**TASK TO CARRY OUT:**
Send back all the data below, exactly as given.
<<<<
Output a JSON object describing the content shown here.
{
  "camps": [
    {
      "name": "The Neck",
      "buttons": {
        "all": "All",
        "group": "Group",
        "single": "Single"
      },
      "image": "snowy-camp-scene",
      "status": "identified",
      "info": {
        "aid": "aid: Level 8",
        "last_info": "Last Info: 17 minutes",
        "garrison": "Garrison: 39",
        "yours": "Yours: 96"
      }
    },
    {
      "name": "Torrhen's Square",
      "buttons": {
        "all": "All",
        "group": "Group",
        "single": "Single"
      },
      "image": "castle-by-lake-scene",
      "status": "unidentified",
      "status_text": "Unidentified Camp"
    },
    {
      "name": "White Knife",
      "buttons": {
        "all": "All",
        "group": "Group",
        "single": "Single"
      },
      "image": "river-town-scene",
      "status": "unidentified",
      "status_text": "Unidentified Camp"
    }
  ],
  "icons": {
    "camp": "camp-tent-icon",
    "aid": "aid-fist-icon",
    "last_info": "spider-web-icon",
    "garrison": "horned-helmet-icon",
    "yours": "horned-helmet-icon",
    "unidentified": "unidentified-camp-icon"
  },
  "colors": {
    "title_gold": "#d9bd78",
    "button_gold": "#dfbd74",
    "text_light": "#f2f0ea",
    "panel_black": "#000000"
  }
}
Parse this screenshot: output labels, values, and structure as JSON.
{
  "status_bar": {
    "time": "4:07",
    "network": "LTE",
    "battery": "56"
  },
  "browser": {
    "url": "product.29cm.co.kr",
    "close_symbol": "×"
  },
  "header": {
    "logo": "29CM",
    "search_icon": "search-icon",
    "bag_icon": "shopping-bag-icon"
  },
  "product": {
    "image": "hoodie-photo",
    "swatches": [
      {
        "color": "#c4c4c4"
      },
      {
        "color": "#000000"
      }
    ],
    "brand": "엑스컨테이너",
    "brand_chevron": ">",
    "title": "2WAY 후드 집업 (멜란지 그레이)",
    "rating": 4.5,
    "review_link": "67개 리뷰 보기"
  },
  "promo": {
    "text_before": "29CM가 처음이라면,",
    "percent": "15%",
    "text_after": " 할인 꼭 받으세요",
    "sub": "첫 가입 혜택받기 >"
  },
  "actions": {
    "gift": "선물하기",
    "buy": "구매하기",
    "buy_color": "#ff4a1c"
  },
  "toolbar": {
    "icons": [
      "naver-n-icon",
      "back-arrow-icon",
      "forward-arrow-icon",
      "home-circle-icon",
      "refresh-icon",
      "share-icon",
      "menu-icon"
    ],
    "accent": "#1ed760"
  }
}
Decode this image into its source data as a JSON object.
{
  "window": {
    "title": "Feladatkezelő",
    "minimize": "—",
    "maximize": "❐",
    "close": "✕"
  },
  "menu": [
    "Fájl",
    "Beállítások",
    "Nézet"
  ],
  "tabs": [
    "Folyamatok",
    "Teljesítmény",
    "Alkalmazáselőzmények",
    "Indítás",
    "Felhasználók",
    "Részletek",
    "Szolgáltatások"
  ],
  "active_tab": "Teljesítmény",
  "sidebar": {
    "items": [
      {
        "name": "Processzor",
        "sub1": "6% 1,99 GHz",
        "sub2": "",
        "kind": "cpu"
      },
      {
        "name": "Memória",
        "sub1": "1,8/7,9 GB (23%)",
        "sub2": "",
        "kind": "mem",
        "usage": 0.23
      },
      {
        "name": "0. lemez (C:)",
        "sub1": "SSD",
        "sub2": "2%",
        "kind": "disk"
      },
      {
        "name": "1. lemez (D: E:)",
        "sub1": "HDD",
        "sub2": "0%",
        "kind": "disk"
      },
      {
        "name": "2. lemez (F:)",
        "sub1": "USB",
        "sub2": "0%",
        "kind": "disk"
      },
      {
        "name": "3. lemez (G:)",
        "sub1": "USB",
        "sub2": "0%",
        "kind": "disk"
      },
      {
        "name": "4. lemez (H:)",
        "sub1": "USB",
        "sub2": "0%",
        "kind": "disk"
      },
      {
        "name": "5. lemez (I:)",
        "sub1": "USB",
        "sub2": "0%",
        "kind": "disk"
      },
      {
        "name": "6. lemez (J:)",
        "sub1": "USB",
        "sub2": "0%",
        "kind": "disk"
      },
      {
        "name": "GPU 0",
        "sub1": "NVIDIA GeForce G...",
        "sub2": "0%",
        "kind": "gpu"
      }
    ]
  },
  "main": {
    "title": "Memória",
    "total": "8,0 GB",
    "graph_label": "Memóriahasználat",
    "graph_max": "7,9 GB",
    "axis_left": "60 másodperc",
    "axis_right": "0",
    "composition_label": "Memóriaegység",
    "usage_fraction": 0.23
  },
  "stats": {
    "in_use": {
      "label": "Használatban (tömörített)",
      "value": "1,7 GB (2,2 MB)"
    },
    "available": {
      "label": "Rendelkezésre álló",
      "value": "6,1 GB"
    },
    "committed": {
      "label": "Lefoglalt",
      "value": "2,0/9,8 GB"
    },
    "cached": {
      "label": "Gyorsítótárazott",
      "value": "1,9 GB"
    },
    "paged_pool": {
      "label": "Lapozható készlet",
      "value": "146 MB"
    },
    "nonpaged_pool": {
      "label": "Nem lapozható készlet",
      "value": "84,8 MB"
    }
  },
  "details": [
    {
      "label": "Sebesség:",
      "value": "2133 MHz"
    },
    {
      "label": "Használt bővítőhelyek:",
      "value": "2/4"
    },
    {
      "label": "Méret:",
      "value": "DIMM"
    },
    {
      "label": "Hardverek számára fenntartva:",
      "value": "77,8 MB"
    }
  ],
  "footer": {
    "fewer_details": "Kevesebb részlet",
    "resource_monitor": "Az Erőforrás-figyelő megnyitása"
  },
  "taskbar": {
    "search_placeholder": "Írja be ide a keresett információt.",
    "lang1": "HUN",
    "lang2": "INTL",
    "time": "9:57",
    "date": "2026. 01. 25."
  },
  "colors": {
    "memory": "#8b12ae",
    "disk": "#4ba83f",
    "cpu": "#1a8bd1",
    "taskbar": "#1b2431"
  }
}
>>>>
**CORRECT RESULT:**
Output a JSON object describing the content shown here.
{
  "camps": [
    {
      "name": "The Neck",
      "buttons": {
        "all": "All",
        "group": "Group",
        "single": "Single"
      },
      "image": "snowy-camp-scene",
      "status": "identified",
      "info": {
        "aid": "aid: Level 8",
        "last_info": "Last Info: 17 minutes",
        "garrison": "Garrison: 39",
        "yours": "Yours: 96"
      }
    },
    {
      "name": "Torrhen's Square",
      "buttons": {
        "all": "All",
        "group": "Group",
        "single": "Single"
      },
      "image": "castle-by-lake-scene",
      "status": "unidentified",
      "status_text": "Unidentified Camp"
    },
    {
      "name": "White Knife",
      "buttons": {
        "all": "All",
        "group": "Group",
        "single": "Single"
      },
      "image": "river-town-scene",
      "status": "unidentified",
      "status_text": "Unidentified Camp"
    }
  ],
  "icons": {
    "camp": "camp-tent-icon",
    "aid": "aid-fist-icon",
    "last_info": "spider-web-icon",
    "garrison": "horned-helmet-icon",
    "yours": "horned-helmet-icon",
    "unidentified": "unidentified-camp-icon"
  },
  "colors": {
    "title_gold": "#d9bd78",
    "button_gold": "#dfbd74",
    "text_light": "#f2f0ea",
    "panel_black": "#000000"
  }
}
Parse this screenshot: output labels, values, and structure as JSON.
{
  "status_bar": {
    "time": "4:07",
    "network": "LTE",
    "battery": "56"
  },
  "browser": {
    "url": "product.29cm.co.kr",
    "close_symbol": "×"
  },
  "header": {
    "logo": "29CM",
    "search_icon": "search-icon",
    "bag_icon": "shopping-bag-icon"
  },
  "product": {
    "image": "hoodie-photo",
    "swatches": [
      {
        "color": "#c4c4c4"
      },
      {
        "color": "#000000"
      }
    ],
    "brand": "엑스컨테이너",
    "brand_chevron": ">",
    "title": "2WAY 후드 집업 (멜란지 그레이)",
    "rating": 4.5,
    "review_link": "67개 리뷰 보기"
  },
  "promo": {
    "text_before": "29CM가 처음이라면,",
    "percent": "15%",
    "text_after": " 할인 꼭 받으세요",
    "sub": "첫 가입 혜택받기 >"
  },
  "actions": {
    "gift": "선물하기",
    "buy": "구매하기",
    "buy_color": "#ff4a1c"
  },
  "toolbar": {
    "icons": [
      "naver-n-icon",
      "back-arrow-icon",
      "forward-arrow-icon",
      "home-circle-icon",
      "refresh-icon",
      "share-icon",
      "menu-icon"
    ],
    "accent": "#1ed760"
  }
}
Decode this image into its source data as a JSON object.
{
  "window": {
    "title": "Feladatkezelő",
    "minimize": "—",
    "maximize": "❐",
    "close": "✕"
  },
  "menu": [
    "Fájl",
    "Beállítások",
    "Nézet"
  ],
  "tabs": [
    "Folyamatok",
    "Teljesítmény",
    "Alkalmazáselőzmények",
    "Indítás",
    "Felhasználók",
    "Részletek",
    "Szolgáltatások"
  ],
  "active_tab": "Teljesítmény",
  "sidebar": {
    "items": [
      {
        "name": "Processzor",
        "sub1": "6% 1,99 GHz",
        "sub2": "",
        "kind": "cpu"
      },
      {
        "name": "Memória",
        "sub1": "1,8/7,9 GB (23%)",
        "sub2": "",
        "kind": "mem",
        "usage": 0.23
      },
      {
        "name": "0. lemez (C:)",
        "sub1": "SSD",
        "sub2": "2%",
        "kind": "disk"
      },
      {
        "name": "1. lemez (D: E:)",
        "sub1": "HDD",
        "sub2": "0%",
        "kind": "disk"
      },
      {
        "name": "2. lemez (F:)",
        "sub1": "USB",
        "sub2": "0%",
        "kind": "disk"
      },
      {
        "name": "3. lemez (G:)",
        "sub1": "USB",
        "sub2": "0%",
        "kind": "disk"
      },
      {
        "name": "4. lemez (H:)",
        "sub1": "USB",
        "sub2": "0%",
        "kind": "disk"
      },
      {
        "name": "5. lemez (I:)",
        "sub1": "USB",
        "sub2": "0%",
        "kind": "disk"
      },
      {
        "name": "6. lemez (J:)",
        "sub1": "USB",
        "sub2": "0%",
        "kind": "disk"
      },
      {
        "name": "GPU 0",
        "sub1": "NVIDIA GeForce G...",
        "sub2": "0%",
        "kind": "gpu"
      }
    ]
  },
  "main": {
    "title": "Memória",
    "total": "8,0 GB",
    "graph_label": "Memóriahasználat",
    "graph_max": "7,9 GB",
    "axis_left": "60 másodperc",
    "axis_right": "0",
    "composition_label": "Memóriaegység",
    "usage_fraction": 0.23
  },
  "stats": {
    "in_use": {
      "label": "Használatban (tömörített)",
      "value": "1,7 GB (2,2 MB)"
    },
    "available": {
      "label": "Rendelkezésre álló",
      "value": "6,1 GB"
    },
    "committed": {
      "label": "Lefoglalt",
      "value": "2,0/9,8 GB"
    },
    "cached": {
      "label": "Gyorsítótárazott",
      "value": "1,9 GB"
    },
    "paged_pool": {
      "label": "Lapozható készlet",
      "value": "146 MB"
    },
    "nonpaged_pool": {
      "label": "Nem lapozható készlet",
      "value": "84,8 MB"
    }
  },
  "details": [
    {
      "label": "Sebesség:",
      "value": "2133 MHz"
    },
    {
      "label": "Használt bővítőhelyek:",
      "value": "2/4"
    },
    {
      "label": "Méret:",
      "value": "DIMM"
    },
    {
      "label": "Hardverek számára fenntartva:",
      "value": "77,8 MB"
    }
  ],
  "footer": {
    "fewer_details": "Kevesebb részlet",
    "resource_monitor": "Az Erőforrás-figyelő megnyitása"
  },
  "taskbar": {
    "search_placeholder": "Írja be ide a keresett információt.",
    "lang1": "HUN",
    "lang2": "INTL",
    "time": "9:57",
    "date": "2026. 01. 25."
  },
  "colors": {
    "memory": "#8b12ae",
    "disk": "#4ba83f",
    "cpu": "#1a8bd1",
    "taskbar": "#1b2431"
  }
}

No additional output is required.